--- START Data provided ---

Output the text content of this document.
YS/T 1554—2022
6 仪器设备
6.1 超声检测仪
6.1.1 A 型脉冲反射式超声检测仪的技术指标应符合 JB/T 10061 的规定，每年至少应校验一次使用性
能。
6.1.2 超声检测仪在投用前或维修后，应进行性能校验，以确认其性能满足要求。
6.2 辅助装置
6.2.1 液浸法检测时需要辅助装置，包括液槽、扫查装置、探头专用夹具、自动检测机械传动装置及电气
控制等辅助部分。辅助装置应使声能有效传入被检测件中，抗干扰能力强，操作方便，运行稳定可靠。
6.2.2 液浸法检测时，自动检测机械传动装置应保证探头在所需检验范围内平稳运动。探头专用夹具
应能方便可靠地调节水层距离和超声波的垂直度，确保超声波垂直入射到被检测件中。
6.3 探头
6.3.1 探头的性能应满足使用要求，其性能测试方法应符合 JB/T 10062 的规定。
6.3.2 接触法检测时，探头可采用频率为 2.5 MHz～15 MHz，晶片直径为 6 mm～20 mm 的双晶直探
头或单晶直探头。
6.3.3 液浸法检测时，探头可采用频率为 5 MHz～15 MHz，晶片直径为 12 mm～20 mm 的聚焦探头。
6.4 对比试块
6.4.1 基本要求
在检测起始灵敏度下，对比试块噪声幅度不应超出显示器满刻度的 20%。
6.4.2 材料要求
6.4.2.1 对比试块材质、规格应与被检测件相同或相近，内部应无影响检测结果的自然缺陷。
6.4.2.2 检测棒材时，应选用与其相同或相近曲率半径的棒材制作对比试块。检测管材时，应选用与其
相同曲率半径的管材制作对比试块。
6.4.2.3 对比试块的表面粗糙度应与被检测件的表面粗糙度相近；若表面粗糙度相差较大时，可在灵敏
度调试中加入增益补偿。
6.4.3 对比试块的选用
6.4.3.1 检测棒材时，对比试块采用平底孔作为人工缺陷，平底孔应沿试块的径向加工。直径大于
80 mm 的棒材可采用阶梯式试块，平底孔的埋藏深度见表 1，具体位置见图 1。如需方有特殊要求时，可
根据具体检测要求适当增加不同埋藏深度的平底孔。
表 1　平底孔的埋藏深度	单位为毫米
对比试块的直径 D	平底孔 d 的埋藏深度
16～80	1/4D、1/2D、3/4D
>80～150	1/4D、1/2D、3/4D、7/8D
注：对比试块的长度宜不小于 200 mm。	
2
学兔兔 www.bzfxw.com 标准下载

--- END Data provided ---

■ **Instructions to follow**
Report each line in the data that holds the word "检测棒材时".

■ **Correct answer**
6.4.2.2 检测棒材时，应选用与其相同或相近曲率半径的棒材制作对比试块。检测管材时，应选用与其
6.4.3.1 检测棒材时，对比试块采用平底孔作为人工缺陷，平底孔应沿试块的径向加工。直径大于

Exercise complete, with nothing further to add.